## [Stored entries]
┄┄┄┄┄┄┄┄┄┄┄┄┄┄┄┄┄┄┄┄
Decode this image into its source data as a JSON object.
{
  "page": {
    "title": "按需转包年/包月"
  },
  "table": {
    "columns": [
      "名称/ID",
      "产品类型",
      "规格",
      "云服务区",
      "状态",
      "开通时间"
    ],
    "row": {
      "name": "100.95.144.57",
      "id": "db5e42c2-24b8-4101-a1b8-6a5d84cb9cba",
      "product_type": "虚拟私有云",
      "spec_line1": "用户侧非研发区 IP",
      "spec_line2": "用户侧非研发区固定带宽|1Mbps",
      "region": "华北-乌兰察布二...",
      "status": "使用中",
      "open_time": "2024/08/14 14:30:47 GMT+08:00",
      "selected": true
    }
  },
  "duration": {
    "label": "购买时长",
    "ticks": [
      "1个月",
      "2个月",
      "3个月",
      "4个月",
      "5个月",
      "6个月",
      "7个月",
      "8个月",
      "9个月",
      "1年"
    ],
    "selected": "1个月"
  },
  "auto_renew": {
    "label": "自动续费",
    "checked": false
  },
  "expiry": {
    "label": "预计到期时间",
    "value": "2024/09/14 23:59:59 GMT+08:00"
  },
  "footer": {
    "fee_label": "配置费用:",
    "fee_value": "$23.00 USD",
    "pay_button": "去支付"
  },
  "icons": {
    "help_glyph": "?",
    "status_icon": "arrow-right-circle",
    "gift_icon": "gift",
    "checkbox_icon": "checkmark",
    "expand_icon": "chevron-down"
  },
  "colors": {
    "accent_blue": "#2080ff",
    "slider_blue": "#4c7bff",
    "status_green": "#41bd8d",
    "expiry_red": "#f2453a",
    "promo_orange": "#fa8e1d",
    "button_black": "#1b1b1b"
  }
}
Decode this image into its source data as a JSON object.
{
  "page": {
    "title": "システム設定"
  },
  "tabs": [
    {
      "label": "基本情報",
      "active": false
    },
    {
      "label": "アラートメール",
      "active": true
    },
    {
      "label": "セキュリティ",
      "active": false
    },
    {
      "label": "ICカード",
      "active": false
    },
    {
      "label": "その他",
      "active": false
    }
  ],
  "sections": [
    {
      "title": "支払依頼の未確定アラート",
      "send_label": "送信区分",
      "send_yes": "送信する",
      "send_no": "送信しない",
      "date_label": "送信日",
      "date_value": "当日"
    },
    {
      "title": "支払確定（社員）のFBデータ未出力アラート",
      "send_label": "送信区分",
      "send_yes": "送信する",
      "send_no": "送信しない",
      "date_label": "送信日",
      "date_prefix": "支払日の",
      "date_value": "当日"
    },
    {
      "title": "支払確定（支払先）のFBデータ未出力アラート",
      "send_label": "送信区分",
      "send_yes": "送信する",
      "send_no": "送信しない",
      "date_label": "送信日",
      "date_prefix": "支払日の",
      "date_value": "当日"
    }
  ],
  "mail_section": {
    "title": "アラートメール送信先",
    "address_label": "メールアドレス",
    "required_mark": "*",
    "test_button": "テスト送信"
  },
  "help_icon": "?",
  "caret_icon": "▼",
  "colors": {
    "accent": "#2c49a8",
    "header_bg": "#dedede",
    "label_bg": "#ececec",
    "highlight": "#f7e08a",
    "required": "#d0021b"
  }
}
┄┄┄┄┄┄┄┄┄┄┄┄┄┄┄┄┄┄┄┄
Show all lines in the entries above where the string "のFBデータ未出力アラート" appears.

## [Right answer]
      "title": "支払確定（社員）のFBデータ未出力アラート",
      "title": "支払確定（支払先）のFBデータ未出力アラート",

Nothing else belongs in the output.